Work to complete
Repeat each line of the material exactly.

Provided records
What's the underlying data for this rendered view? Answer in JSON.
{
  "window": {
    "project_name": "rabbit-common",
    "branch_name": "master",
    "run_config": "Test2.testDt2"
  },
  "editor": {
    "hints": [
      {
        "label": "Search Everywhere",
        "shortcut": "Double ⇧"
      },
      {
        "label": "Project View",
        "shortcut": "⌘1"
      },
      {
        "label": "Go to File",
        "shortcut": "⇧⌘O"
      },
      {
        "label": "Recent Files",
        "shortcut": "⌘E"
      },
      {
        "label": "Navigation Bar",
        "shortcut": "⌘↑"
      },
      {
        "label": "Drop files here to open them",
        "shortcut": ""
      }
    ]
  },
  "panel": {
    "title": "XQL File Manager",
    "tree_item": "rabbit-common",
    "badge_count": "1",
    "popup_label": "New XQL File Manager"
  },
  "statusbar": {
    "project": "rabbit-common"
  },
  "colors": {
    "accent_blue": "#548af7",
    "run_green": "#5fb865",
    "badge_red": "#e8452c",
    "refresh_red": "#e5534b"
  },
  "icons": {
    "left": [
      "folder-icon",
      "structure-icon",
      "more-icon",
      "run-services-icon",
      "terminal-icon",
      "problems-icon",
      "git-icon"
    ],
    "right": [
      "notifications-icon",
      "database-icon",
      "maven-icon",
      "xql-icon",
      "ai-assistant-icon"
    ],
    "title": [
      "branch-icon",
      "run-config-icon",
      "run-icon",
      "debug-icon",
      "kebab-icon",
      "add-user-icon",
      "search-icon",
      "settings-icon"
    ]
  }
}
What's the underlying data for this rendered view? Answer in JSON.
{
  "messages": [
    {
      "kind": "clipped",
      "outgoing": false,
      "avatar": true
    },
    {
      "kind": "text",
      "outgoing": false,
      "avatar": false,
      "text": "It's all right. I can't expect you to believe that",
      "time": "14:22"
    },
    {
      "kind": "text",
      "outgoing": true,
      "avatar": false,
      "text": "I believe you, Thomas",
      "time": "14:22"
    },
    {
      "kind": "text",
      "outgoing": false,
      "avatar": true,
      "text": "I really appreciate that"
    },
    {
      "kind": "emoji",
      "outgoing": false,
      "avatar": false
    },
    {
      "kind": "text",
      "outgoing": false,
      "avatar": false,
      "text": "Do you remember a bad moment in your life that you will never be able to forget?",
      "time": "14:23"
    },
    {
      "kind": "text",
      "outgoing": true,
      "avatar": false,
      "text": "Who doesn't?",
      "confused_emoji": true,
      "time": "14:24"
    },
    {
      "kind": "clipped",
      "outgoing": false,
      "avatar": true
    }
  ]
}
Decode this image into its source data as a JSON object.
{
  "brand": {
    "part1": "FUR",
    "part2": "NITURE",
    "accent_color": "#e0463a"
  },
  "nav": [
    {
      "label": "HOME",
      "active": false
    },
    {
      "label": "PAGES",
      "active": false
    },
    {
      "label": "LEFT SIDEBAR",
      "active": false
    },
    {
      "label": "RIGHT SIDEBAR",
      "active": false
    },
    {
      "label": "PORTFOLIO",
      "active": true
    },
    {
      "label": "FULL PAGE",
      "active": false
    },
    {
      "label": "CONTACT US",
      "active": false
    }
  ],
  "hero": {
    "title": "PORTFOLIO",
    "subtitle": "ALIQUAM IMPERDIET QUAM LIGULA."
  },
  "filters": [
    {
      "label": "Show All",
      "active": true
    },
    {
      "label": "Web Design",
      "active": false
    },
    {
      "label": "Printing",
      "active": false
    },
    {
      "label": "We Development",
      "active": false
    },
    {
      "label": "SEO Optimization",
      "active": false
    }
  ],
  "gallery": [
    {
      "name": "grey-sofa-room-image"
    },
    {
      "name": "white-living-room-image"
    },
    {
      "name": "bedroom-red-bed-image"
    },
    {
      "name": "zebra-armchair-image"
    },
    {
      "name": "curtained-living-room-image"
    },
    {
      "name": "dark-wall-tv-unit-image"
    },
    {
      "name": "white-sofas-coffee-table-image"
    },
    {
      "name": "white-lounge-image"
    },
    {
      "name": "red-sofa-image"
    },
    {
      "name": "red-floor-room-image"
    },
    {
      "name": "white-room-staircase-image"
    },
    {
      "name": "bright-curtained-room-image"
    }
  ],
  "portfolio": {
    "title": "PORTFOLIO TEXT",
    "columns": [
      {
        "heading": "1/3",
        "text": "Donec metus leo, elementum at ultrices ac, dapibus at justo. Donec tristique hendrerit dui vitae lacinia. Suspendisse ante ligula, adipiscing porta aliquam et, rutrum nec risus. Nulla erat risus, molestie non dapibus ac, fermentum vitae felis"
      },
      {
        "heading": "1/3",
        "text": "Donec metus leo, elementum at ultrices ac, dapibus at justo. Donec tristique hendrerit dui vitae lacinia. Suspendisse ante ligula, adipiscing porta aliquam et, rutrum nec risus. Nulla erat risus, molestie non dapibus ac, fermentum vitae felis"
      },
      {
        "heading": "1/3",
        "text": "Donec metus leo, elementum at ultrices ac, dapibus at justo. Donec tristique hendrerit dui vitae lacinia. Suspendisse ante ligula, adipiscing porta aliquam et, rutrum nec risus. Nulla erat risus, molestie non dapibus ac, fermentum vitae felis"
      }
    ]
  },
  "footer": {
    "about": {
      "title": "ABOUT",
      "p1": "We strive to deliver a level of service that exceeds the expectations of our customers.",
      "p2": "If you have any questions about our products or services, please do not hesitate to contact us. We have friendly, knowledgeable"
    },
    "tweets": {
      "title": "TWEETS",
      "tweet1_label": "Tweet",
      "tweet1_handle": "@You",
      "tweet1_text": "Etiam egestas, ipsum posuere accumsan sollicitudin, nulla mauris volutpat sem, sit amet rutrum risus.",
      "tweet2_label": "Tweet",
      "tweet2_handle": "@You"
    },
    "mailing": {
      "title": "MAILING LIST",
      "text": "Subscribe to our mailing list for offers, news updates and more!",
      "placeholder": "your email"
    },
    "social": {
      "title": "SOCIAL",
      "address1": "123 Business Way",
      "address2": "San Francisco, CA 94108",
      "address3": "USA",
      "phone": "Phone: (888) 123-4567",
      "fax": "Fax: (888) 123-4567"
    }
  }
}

Answer to the task
What's the underlying data for this rendered view? Answer in JSON.
{
  "window": {
    "project_name": "rabbit-common",
    "branch_name": "master",
    "run_config": "Test2.testDt2"
  },
  "editor": {
    "hints": [
      {
        "label": "Search Everywhere",
        "shortcut": "Double ⇧"
      },
      {
        "label": "Project View",
        "shortcut": "⌘1"
      },
      {
        "label": "Go to File",
        "shortcut": "⇧⌘O"
      },
      {
        "label": "Recent Files",
        "shortcut": "⌘E"
      },
      {
        "label": "Navigation Bar",
        "shortcut": "⌘↑"
      },
      {
        "label": "Drop files here to open them",
        "shortcut": ""
      }
    ]
  },
  "panel": {
    "title": "XQL File Manager",
    "tree_item": "rabbit-common",
    "badge_count": "1",
    "popup_label": "New XQL File Manager"
  },
  "statusbar": {
    "project": "rabbit-common"
  },
  "colors": {
    "accent_blue": "#548af7",
    "run_green": "#5fb865",
    "badge_red": "#e8452c",
    "refresh_red": "#e5534b"
  },
  "icons": {
    "left": [
      "folder-icon",
      "structure-icon",
      "more-icon",
      "run-services-icon",
      "terminal-icon",
      "problems-icon",
      "git-icon"
    ],
    "right": [
      "notifications-icon",
      "database-icon",
      "maven-icon",
      "xql-icon",
      "ai-assistant-icon"
    ],
    "title": [
      "branch-icon",
      "run-config-icon",
      "run-icon",
      "debug-icon",
      "kebab-icon",
      "add-user-icon",
      "search-icon",
      "settings-icon"
    ]
  }
}
What's the underlying data for this rendered view? Answer in JSON.
{
  "messages": [
    {
      "kind": "clipped",
      "outgoing": false,
      "avatar": true
    },
    {
      "kind": "text",
      "outgoing": false,
      "avatar": false,
      "text": "It's all right. I can't expect you to believe that",
      "time": "14:22"
    },
    {
      "kind": "text",
      "outgoing": true,
      "avatar": false,
      "text": "I believe you, Thomas",
      "time": "14:22"
    },
    {
      "kind": "text",
      "outgoing": false,
      "avatar": true,
      "text": "I really appreciate that"
    },
    {
      "kind": "emoji",
      "outgoing": false,
      "avatar": false
    },
    {
      "kind": "text",
      "outgoing": false,
      "avatar": false,
      "text": "Do you remember a bad moment in your life that you will never be able to forget?",
      "time": "14:23"
    },
    {
      "kind": "text",
      "outgoing": true,
      "avatar": false,
      "text": "Who doesn't?",
      "confused_emoji": true,
      "time": "14:24"
    },
    {
      "kind": "clipped",
      "outgoing": false,
      "avatar": true
    }
  ]
}
Decode this image into its source data as a JSON object.
{
  "brand": {
    "part1": "FUR",
    "part2": "NITURE",
    "accent_color": "#e0463a"
  },
  "nav": [
    {
      "label": "HOME",
      "active": false
    },
    {
      "label": "PAGES",
      "active": false
    },
    {
      "label": "LEFT SIDEBAR",
      "active": false
    },
    {
      "label": "RIGHT SIDEBAR",
      "active": false
    },
    {
      "label": "PORTFOLIO",
      "active": true
    },
    {
      "label": "FULL PAGE",
      "active": false
    },
    {
      "label": "CONTACT US",
      "active": false
    }
  ],
  "hero": {
    "title": "PORTFOLIO",
    "subtitle": "ALIQUAM IMPERDIET QUAM LIGULA."
  },
  "filters": [
    {
      "label": "Show All",
      "active": true
    },
    {
      "label": "Web Design",
      "active": false
    },
    {
      "label": "Printing",
      "active": false
    },
    {
      "label": "We Development",
      "active": false
    },
    {
      "label": "SEO Optimization",
      "active": false
    }
  ],
  "gallery": [
    {
      "name": "grey-sofa-room-image"
    },
    {
      "name": "white-living-room-image"
    },
    {
      "name": "bedroom-red-bed-image"
    },
    {
      "name": "zebra-armchair-image"
    },
    {
      "name": "curtained-living-room-image"
    },
    {
      "name": "dark-wall-tv-unit-image"
    },
    {
      "name": "white-sofas-coffee-table-image"
    },
    {
      "name": "white-lounge-image"
    },
    {
      "name": "red-sofa-image"
    },
    {
      "name": "red-floor-room-image"
    },
    {
      "name": "white-room-staircase-image"
    },
    {
      "name": "bright-curtained-room-image"
    }
  ],
  "portfolio": {
    "title": "PORTFOLIO TEXT",
    "columns": [
      {
        "heading": "1/3",
        "text": "Donec metus leo, elementum at ultrices ac, dapibus at justo. Donec tristique hendrerit dui vitae lacinia. Suspendisse ante ligula, adipiscing porta aliquam et, rutrum nec risus. Nulla erat risus, molestie non dapibus ac, fermentum vitae felis"
      },
      {
        "heading": "1/3",
        "text": "Donec metus leo, elementum at ultrices ac, dapibus at justo. Donec tristique hendrerit dui vitae lacinia. Suspendisse ante ligula, adipiscing porta aliquam et, rutrum nec risus. Nulla erat risus, molestie non dapibus ac, fermentum vitae felis"
      },
      {
        "heading": "1/3",
        "text": "Donec metus leo, elementum at ultrices ac, dapibus at justo. Donec tristique hendrerit dui vitae lacinia. Suspendisse ante ligula, adipiscing porta aliquam et, rutrum nec risus. Nulla erat risus, molestie non dapibus ac, fermentum vitae felis"
      }
    ]
  },
  "footer": {
    "about": {
      "title": "ABOUT",
      "p1": "We strive to deliver a level of service that exceeds the expectations of our customers.",
      "p2": "If you have any questions about our products or services, please do not hesitate to contact us. We have friendly, knowledgeable"
    },
    "tweets": {
      "title": "TWEETS",
      "tweet1_label": "Tweet",
      "tweet1_handle": "@You",
      "tweet1_text": "Etiam egestas, ipsum posuere accumsan sollicitudin, nulla mauris volutpat sem, sit amet rutrum risus.",
      "tweet2_label": "Tweet",
      "tweet2_handle": "@You"
    },
    "mailing": {
      "title": "MAILING LIST",
      "text": "Subscribe to our mailing list for offers, news updates and more!",
      "placeholder": "your email"
    },
    "social": {
      "title": "SOCIAL",
      "address1": "123 Business Way",
      "address2": "San Francisco, CA 94108",
      "address3": "USA",
      "phone": "Phone: (888) 123-4567",
      "fax": "Fax: (888) 123-4567"
    }
  }
}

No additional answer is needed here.